[Work to complete]
In the material below, the lines containing the word "Ochs" are required; copy each of them.

### Material for this task ###

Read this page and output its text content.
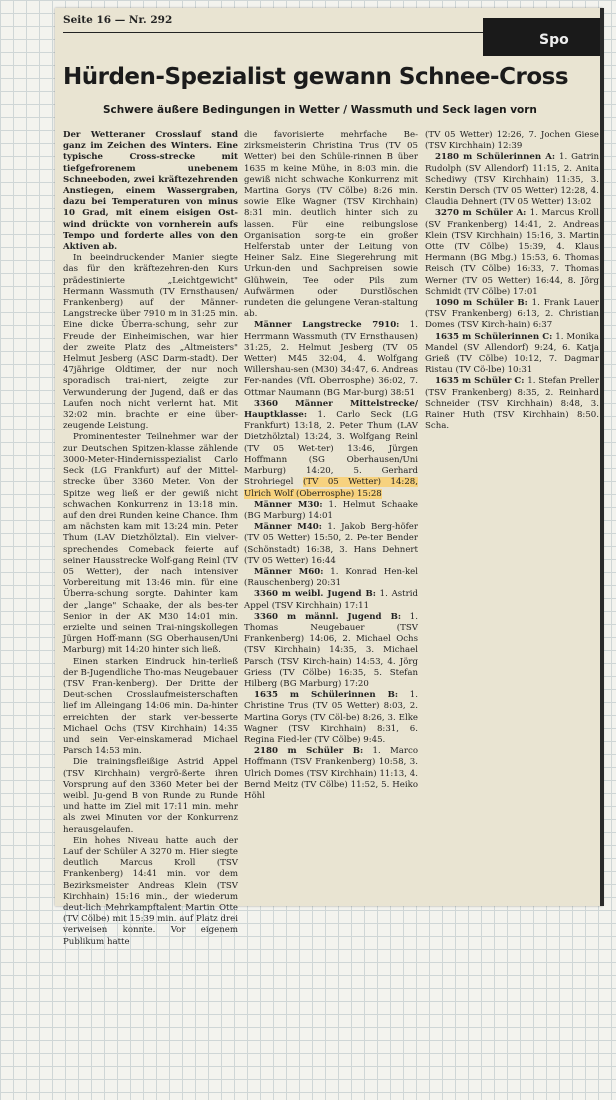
Seite 16 — Nr. 292
Spo
Hürden-Spezialist gewann Schnee-Cross
Schwere äußere Bedingungen in Wetter / Wassmuth und Seck lagen vorn

Der Wetteraner Crosslauf stand ganz im Zeichen des Winters. Eine typische Cross-strecke mit tiefgefrorenem unebenem Schneeboden, zwei kräftezehrenden Anstiegen, einem Wassergraben, dazu bei Temperaturen von minus 10 Grad, mit einem eisigen Ost-wind drückte von vornherein aufs Tempo und forderte alles von den Aktiven ab.

In beeindruckender Manier siegte das für den kräftezehren-den Kurs prädestinierte „Leichtgewicht" Hermann Wassmuth (TV Ernsthausen/ Frankenberg) auf der Männer-Langstrecke über 7910 m in 31:25 min. Eine dicke Überra-schung, sehr zur Freude der Einheimischen, war hier der zweite Platz des „Altmeisters" Helmut Jesberg (ASC Darm-stadt). Der 47jährige Oldtimer, der nur noch sporadisch trai-niert, zeigte zur Verwunderung der Jugend, daß er das Laufen noch nicht verlernt hat. Mit 32:02 min. brachte er eine über-zeugende Leistung.

Prominentester Teilnehmer war der zur Deutschen Spitzen-klasse zählende 3000-Meter-Hindernisspezialist Carlo Seck (LG Frankfurt) auf der Mittel-strecke über 3360 Meter. Von der Spitze weg ließ er der gewiß nicht schwachen Konkurrenz in 13:18 min. auf den drei Runden keine Chance. Ihm am nächsten kam mit 13:24 min. Peter Thum (LAV Dietzhölztal). Ein vielver-sprechendes Comeback feierte auf seiner Hausstrecke Wolf-gang Reinl (TV 05 Wetter), der nach intensiver Vorbereitung mit 13:46 min. für eine Überra-schung sorgte. Dahinter kam der „lange" Schaake, der als bes-ter Senior in der AK M30 14:01 min. erzielte und seinen Trai-ningskollegen Jürgen Hoff-mann (SG Oberhausen/Uni Marburg) mit 14:20 hinter sich ließ.

Einen starken Eindruck hin-terließ der B-Jugendliche Tho-mas Neugebauer (TSV Fran-kenberg). Der Dritte der Deut-schen Crosslaufmeisterschaften lief im Alleingang 14:06 min. Da-hinter erreichten der stark ver-besserte Michael Ochs (TSV Kirchhain) 14:35 und sein Ver-einskamerad Michael Parsch 14:53 min.

Die trainingsfleißige Astrid Appel (TSV Kirchhain) vergrö-ßerte ihren Vorsprung auf den 3360 Meter bei der weibl. Ju-gend B von Runde zu Runde und hatte im Ziel mit 17:11 min. mehr als zwei Minuten vor der Konkurrenz herausgelaufen.

Ein hohes Niveau hatte auch der Lauf der Schüler A 3270 m. Hier siegte deutlich Marcus Kroll (TSV Frankenberg) 14:41 min. vor dem Bezirksmeister Andreas Klein (TSV Kirchhain) 15:16 min., der wiederum deut-lich Mehrkampftalent Martin Otte (TV Cölbe) mit 15:39 min. auf Platz drei verweisen konnte. Vor eigenem Publikum hatte

die favorisierte mehrfache Be-zirksmeisterin Christina Trus (TV 05 Wetter) bei den Schüle-rinnen B über 1635 m keine Mühe, in 8:03 min. die gewiß nicht schwache Konkurrenz mit Martina Gorys (TV Cölbe) 8:26 min. sowie Elke Wagner (TSV Kirchhain) 8:31 min. deutlich hinter sich zu lassen. Für eine reibungslose Organisation sorg-te ein großer Helferstab unter der Leitung von Heiner Salz. Eine Siegerehrung mit Urkun-den und Sachpreisen sowie Glühwein, Tee oder Pils zum Aufwärmen oder Durstlöschen rundeten die gelungene Veran-staltung ab.

Männer Langstrecke 7910: 1. Herrmann Wassmuth (TV Ernsthausen) 31:25, 2. Helmut Jesberg (TV 05 Wetter) M45 32:04, 4. Wolfgang Willershau-sen (M30) 34:47, 6. Andreas Fer-nandes (VfL Oberrosphe) 36:02, 7. Ottmar Naumann (BG Mar-burg) 38:51

3360 Männer Mittelstrecke/ Hauptklasse: 1. Carlo Seck (LG Frankfurt) 13:18, 2. Peter Thum (LAV Dietzhölztal) 13:24, 3. Wolfgang Reinl (TV 05 Wet-ter) 13:46, Jürgen Hoffmann (SG Oberhausen/Uni Marburg) 14:20, 5. Gerhard Strohriegel (TV 05 Wetter) 14:28, Ulrich Wolf (Oberrosphe) 15:28

Männer M30: 1. Helmut Schaake (BG Marburg) 14:01

Männer M40: 1. Jakob Berg-höfer (TV 05 Wetter) 15:50, 2. Pe-ter Bender (Schönstadt) 16:38, 3. Hans Dehnert (TV 05 Wetter) 16:44

Männer M60: 1. Konrad Hen-kel (Rauschenberg) 20:31

3360 m weibl. Jugend B: 1. Astrid Appel (TSV Kirchhain) 17:11

3360 m männl. Jugend B: 1. Thomas Neugebauer (TSV Frankenberg) 14:06, 2. Michael Ochs (TSV Kirchhain) 14:35, 3. Michael Parsch (TSV Kirch-hain) 14:53, 4. Jörg Griess (TV Cölbe) 16:35, 5. Stefan Hilberg (BG Marburg) 17:20

1635 m Schülerinnen B: 1. Christine Trus (TV 05 Wetter) 8:03, 2. Martina Gorys (TV Cöl-be) 8:26, 3. Elke Wagner (TSV Kirchhain) 8:31, 6. Regina Fied-ler (TV Cölbe) 9:45.

2180 m Schüler B: 1. Marco Hoffmann (TSV Frankenberg) 10:58, 3. Ulrich Domes (TSV Kirchhain) 11:13, 4. Bernd Meitz (TV Cölbe) 11:52, 5. Heiko Höhl

(TV 05 Wetter) 12:26, 7. Jochen Giese (TSV Kirchhain) 12:39

2180 m Schülerinnen A: 1. Gatrin Rudolph (SV Allendorf) 11:15, 2. Anita Schediwy (TSV Kirchhain) 11:35, 3. Kerstin Dersch (TV 05 Wetter) 12:28, 4. Claudia Dehnert (TV 05 Wetter) 13:02

3270 m Schüler A: 1. Marcus Kroll (SV Frankenberg) 14:41, 2. Andreas Klein (TSV Kirchhain) 15:16, 3. Martin Otte (TV Cölbe) 15:39, 4. Klaus Hermann (BG Mbg.) 15:53, 6. Thomas Reisch (TV Cölbe) 16:33, 7. Thomas Werner (TV 05 Wetter) 16:44, 8. Jörg Schmidt (TV Cölbe) 17:01

1090 m Schüler B: 1. Frank Lauer (TSV Frankenberg) 6:13, 2. Christian Domes (TSV Kirch-hain) 6:37

1635 m Schülerinnen C: 1. Monika Mandel (SV Allendorf) 9:24, 6. Katja Grieß (TV Cölbe) 10:12, 7. Dagmar Ristau (TV Cö-lbe) 10:31

1635 m Schüler C: 1. Stefan Preller (TSV Frankenberg) 8:35, 2. Reinhard Schneider (TSV Kirchhain) 8:48, 3. Rainer Huth (TSV Kirchhain) 8:50. Scha.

###

[Solution to the problem]
Einen starken Eindruck hin-terließ der B-Jugendliche Tho-mas Neugebauer (TSV Fran-kenberg). Der Dritte der Deut-schen Crosslaufmeisterschaften lief im Alleingang 14:06 min. Da-hinter erreichten der stark ver-besserte Michael Ochs (TSV Kirchhain) 14:35 und sein Ver-einskamerad Michael Parsch 14:53 min.
3360 m männl. Jugend B: 1. Thomas Neugebauer (TSV Frankenberg) 14:06, 2. Michael Ochs (TSV Kirchhain) 14:35, 3. Michael Parsch (TSV Kirch-hain) 14:53, 4. Jörg Griess (TV Cölbe) 16:35, 5. Stefan Hilberg (BG Marburg) 17:20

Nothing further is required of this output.